Stated problem:
Copy out all lines carrying the word "content".
──────
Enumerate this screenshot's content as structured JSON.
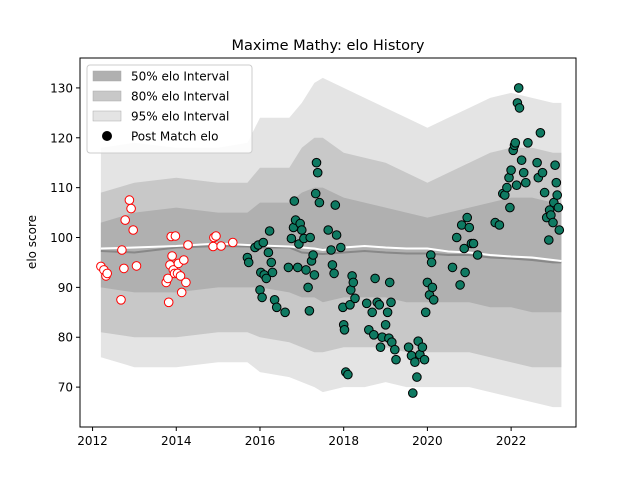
{
  "chart_data": {
    "type": "scatter",
    "title": "Maxime Mathy: elo History",
    "xlabel": "",
    "ylabel": "elo score",
    "xlim": [
      2011.7,
      2023.55
    ],
    "ylim": [
      62,
      136
    ],
    "x_ticks": [
      2012,
      2014,
      2016,
      2018,
      2020,
      2022
    ],
    "y_ticks": [
      70,
      80,
      90,
      100,
      110,
      120,
      130
    ],
    "grid": false,
    "legend": {
      "placement": "top-left",
      "entries": [
        "50% elo Interval",
        "80% elo Interval",
        "95% elo Interval",
        "Post Match elo"
      ]
    },
    "colors": {
      "band_50": "#b0b0b0",
      "band_80": "#c8c8c8",
      "band_95": "#e4e4e4",
      "median_line": "#888888",
      "mean_line": "#ffffff",
      "marker_early_fill": "#ffffff",
      "marker_early_edge": "#ff0000",
      "marker_late_fill": "#0f7a62",
      "marker_late_edge": "#000000"
    },
    "bands": {
      "x": [
        2012.2,
        2013.0,
        2014.0,
        2015.0,
        2015.7,
        2016.0,
        2016.7,
        2017.0,
        2017.3,
        2017.5,
        2018.0,
        2018.5,
        2019.0,
        2019.5,
        2020.0,
        2020.5,
        2021.0,
        2021.5,
        2022.0,
        2022.5,
        2023.0,
        2023.2
      ],
      "p95_upper": [
        118,
        119,
        118,
        118,
        119,
        124,
        124,
        127,
        131,
        132,
        130,
        128,
        126,
        124,
        122,
        124,
        126,
        128,
        129,
        128,
        127,
        127
      ],
      "p80_upper": [
        109,
        111,
        112,
        111,
        111,
        114,
        114,
        118,
        120,
        120,
        117,
        116,
        115,
        113,
        111,
        113,
        115,
        117,
        118,
        118,
        117,
        117
      ],
      "p50_upper": [
        103,
        105,
        106,
        105,
        105,
        107,
        107,
        109,
        110,
        110,
        108,
        107,
        106,
        105,
        104,
        105,
        106,
        107,
        108,
        108,
        107,
        107
      ],
      "median": [
        97.3,
        97.0,
        98.0,
        98.3,
        98.2,
        98.0,
        98.0,
        97.0,
        96.8,
        96.7,
        97.0,
        97.3,
        97.0,
        96.8,
        96.8,
        96.5,
        96.5,
        96.0,
        95.8,
        95.5,
        95.0,
        95.0
      ],
      "mean": [
        97.8,
        98.0,
        98.3,
        98.8,
        98.5,
        98.4,
        98.2,
        98.0,
        97.8,
        97.5,
        98.0,
        98.3,
        98.0,
        97.8,
        97.8,
        97.2,
        97.0,
        96.5,
        96.2,
        96.0,
        95.5,
        95.3
      ],
      "p50_lower": [
        90,
        89,
        89,
        90,
        90,
        90,
        89,
        88,
        88,
        87,
        88,
        88,
        88,
        87,
        87,
        87,
        87,
        86,
        86,
        85,
        85,
        85
      ],
      "p80_lower": [
        81,
        80,
        80,
        81,
        81,
        80,
        79,
        78,
        77,
        77,
        78,
        78,
        78,
        77,
        77,
        77,
        77,
        76,
        75,
        74,
        74,
        74
      ],
      "p95_lower": [
        76,
        74,
        74,
        75,
        75,
        73,
        72,
        71,
        70,
        69,
        70,
        70,
        71,
        70,
        70,
        70,
        70,
        69,
        68,
        67,
        66,
        66
      ]
    },
    "series": [
      {
        "name": "Post Match elo",
        "style": "early",
        "points": [
          [
            2012.2,
            94.2
          ],
          [
            2012.27,
            93.5
          ],
          [
            2012.32,
            92.3
          ],
          [
            2012.35,
            92.8
          ],
          [
            2012.68,
            87.5
          ],
          [
            2012.7,
            97.5
          ],
          [
            2012.75,
            93.8
          ],
          [
            2012.78,
            103.5
          ],
          [
            2012.88,
            107.5
          ],
          [
            2012.92,
            105.8
          ],
          [
            2012.97,
            101.5
          ],
          [
            2013.05,
            94.3
          ],
          [
            2013.76,
            91.0
          ],
          [
            2013.8,
            91.8
          ],
          [
            2013.82,
            87.0
          ],
          [
            2013.85,
            94.5
          ],
          [
            2013.88,
            100.2
          ],
          [
            2013.9,
            96.3
          ],
          [
            2013.93,
            93.5
          ],
          [
            2013.96,
            92.8
          ],
          [
            2013.98,
            100.3
          ],
          [
            2014.03,
            92.8
          ],
          [
            2014.05,
            94.8
          ],
          [
            2014.1,
            92.3
          ],
          [
            2014.13,
            89.0
          ],
          [
            2014.18,
            95.5
          ],
          [
            2014.23,
            91.0
          ],
          [
            2014.28,
            98.5
          ],
          [
            2014.88,
            98.2
          ],
          [
            2014.9,
            100.0
          ],
          [
            2014.95,
            100.3
          ],
          [
            2015.07,
            98.3
          ],
          [
            2015.35,
            99.0
          ]
        ]
      },
      {
        "name": "Post Match elo",
        "style": "late",
        "points": [
          [
            2015.7,
            96.0
          ],
          [
            2015.73,
            95.0
          ],
          [
            2015.88,
            98.0
          ],
          [
            2015.96,
            98.5
          ],
          [
            2016.0,
            89.5
          ],
          [
            2016.02,
            93.0
          ],
          [
            2016.05,
            88.0
          ],
          [
            2016.08,
            99.0
          ],
          [
            2016.1,
            92.5
          ],
          [
            2016.15,
            91.8
          ],
          [
            2016.2,
            97.0
          ],
          [
            2016.23,
            101.3
          ],
          [
            2016.27,
            95.0
          ],
          [
            2016.3,
            93.0
          ],
          [
            2016.35,
            87.5
          ],
          [
            2016.4,
            86.0
          ],
          [
            2016.6,
            85.0
          ],
          [
            2016.68,
            94.0
          ],
          [
            2016.75,
            99.8
          ],
          [
            2016.8,
            102.0
          ],
          [
            2016.82,
            107.3
          ],
          [
            2016.85,
            103.5
          ],
          [
            2016.9,
            94.0
          ],
          [
            2016.93,
            98.7
          ],
          [
            2016.96,
            102.8
          ],
          [
            2017.0,
            101.5
          ],
          [
            2017.05,
            99.8
          ],
          [
            2017.1,
            93.5
          ],
          [
            2017.15,
            90.0
          ],
          [
            2017.18,
            85.3
          ],
          [
            2017.2,
            100.0
          ],
          [
            2017.23,
            95.3
          ],
          [
            2017.27,
            96.5
          ],
          [
            2017.3,
            92.5
          ],
          [
            2017.33,
            108.8
          ],
          [
            2017.35,
            115.0
          ],
          [
            2017.38,
            113.0
          ],
          [
            2017.42,
            107.0
          ],
          [
            2017.63,
            101.5
          ],
          [
            2017.7,
            97.5
          ],
          [
            2017.73,
            94.5
          ],
          [
            2017.77,
            92.8
          ],
          [
            2017.8,
            106.5
          ],
          [
            2017.83,
            100.5
          ],
          [
            2017.93,
            98.0
          ],
          [
            2017.98,
            86.0
          ],
          [
            2018.0,
            82.5
          ],
          [
            2018.02,
            81.5
          ],
          [
            2018.05,
            73.0
          ],
          [
            2018.1,
            72.5
          ],
          [
            2018.15,
            86.5
          ],
          [
            2018.17,
            89.5
          ],
          [
            2018.2,
            92.3
          ],
          [
            2018.23,
            91.0
          ],
          [
            2018.27,
            87.8
          ],
          [
            2018.55,
            86.8
          ],
          [
            2018.6,
            81.5
          ],
          [
            2018.68,
            85.0
          ],
          [
            2018.72,
            80.5
          ],
          [
            2018.75,
            91.8
          ],
          [
            2018.8,
            87.0
          ],
          [
            2018.85,
            86.5
          ],
          [
            2018.88,
            78.0
          ],
          [
            2018.92,
            80.0
          ],
          [
            2019.0,
            82.5
          ],
          [
            2019.05,
            85.0
          ],
          [
            2019.08,
            79.8
          ],
          [
            2019.1,
            91.0
          ],
          [
            2019.13,
            87.0
          ],
          [
            2019.15,
            79.0
          ],
          [
            2019.22,
            77.5
          ],
          [
            2019.25,
            75.5
          ],
          [
            2019.55,
            78.0
          ],
          [
            2019.62,
            76.3
          ],
          [
            2019.65,
            68.8
          ],
          [
            2019.7,
            75.0
          ],
          [
            2019.75,
            72.0
          ],
          [
            2019.78,
            79.2
          ],
          [
            2019.82,
            76.5
          ],
          [
            2019.88,
            78.0
          ],
          [
            2019.93,
            75.5
          ],
          [
            2019.96,
            85.0
          ],
          [
            2020.0,
            91.0
          ],
          [
            2020.05,
            88.5
          ],
          [
            2020.08,
            96.5
          ],
          [
            2020.1,
            95.0
          ],
          [
            2020.12,
            90.0
          ],
          [
            2020.15,
            87.5
          ],
          [
            2020.6,
            94.0
          ],
          [
            2020.7,
            100.0
          ],
          [
            2020.78,
            90.5
          ],
          [
            2020.82,
            102.5
          ],
          [
            2020.88,
            97.8
          ],
          [
            2020.9,
            93.0
          ],
          [
            2020.95,
            104.0
          ],
          [
            2021.0,
            102.0
          ],
          [
            2021.05,
            98.8
          ],
          [
            2021.1,
            98.8
          ],
          [
            2021.2,
            96.5
          ],
          [
            2021.62,
            103.0
          ],
          [
            2021.72,
            102.5
          ],
          [
            2021.8,
            108.8
          ],
          [
            2021.85,
            108.5
          ],
          [
            2021.9,
            110.0
          ],
          [
            2021.95,
            112.0
          ],
          [
            2021.97,
            106.0
          ],
          [
            2022.0,
            113.5
          ],
          [
            2022.05,
            117.5
          ],
          [
            2022.08,
            118.5
          ],
          [
            2022.1,
            119.0
          ],
          [
            2022.13,
            110.5
          ],
          [
            2022.15,
            127.0
          ],
          [
            2022.18,
            130.0
          ],
          [
            2022.2,
            126.0
          ],
          [
            2022.25,
            115.5
          ],
          [
            2022.3,
            113.0
          ],
          [
            2022.35,
            111.0
          ],
          [
            2022.4,
            119.0
          ],
          [
            2022.62,
            115.0
          ],
          [
            2022.65,
            112.0
          ],
          [
            2022.7,
            121.0
          ],
          [
            2022.75,
            113.0
          ],
          [
            2022.8,
            109.0
          ],
          [
            2022.85,
            104.0
          ],
          [
            2022.9,
            99.5
          ],
          [
            2022.92,
            105.5
          ],
          [
            2022.95,
            104.5
          ],
          [
            2023.0,
            103.0
          ],
          [
            2023.02,
            107.0
          ],
          [
            2023.05,
            114.5
          ],
          [
            2023.08,
            111.0
          ],
          [
            2023.1,
            108.5
          ],
          [
            2023.13,
            106.0
          ],
          [
            2023.15,
            101.5
          ]
        ]
      }
    ]
  }
}
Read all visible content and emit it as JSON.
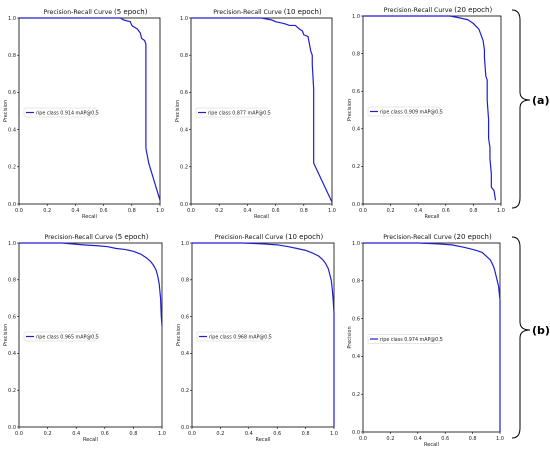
──────
Full answer:
Enumerate this screenshot's content as structured JSON.
Read all visible content and emit it as JSON.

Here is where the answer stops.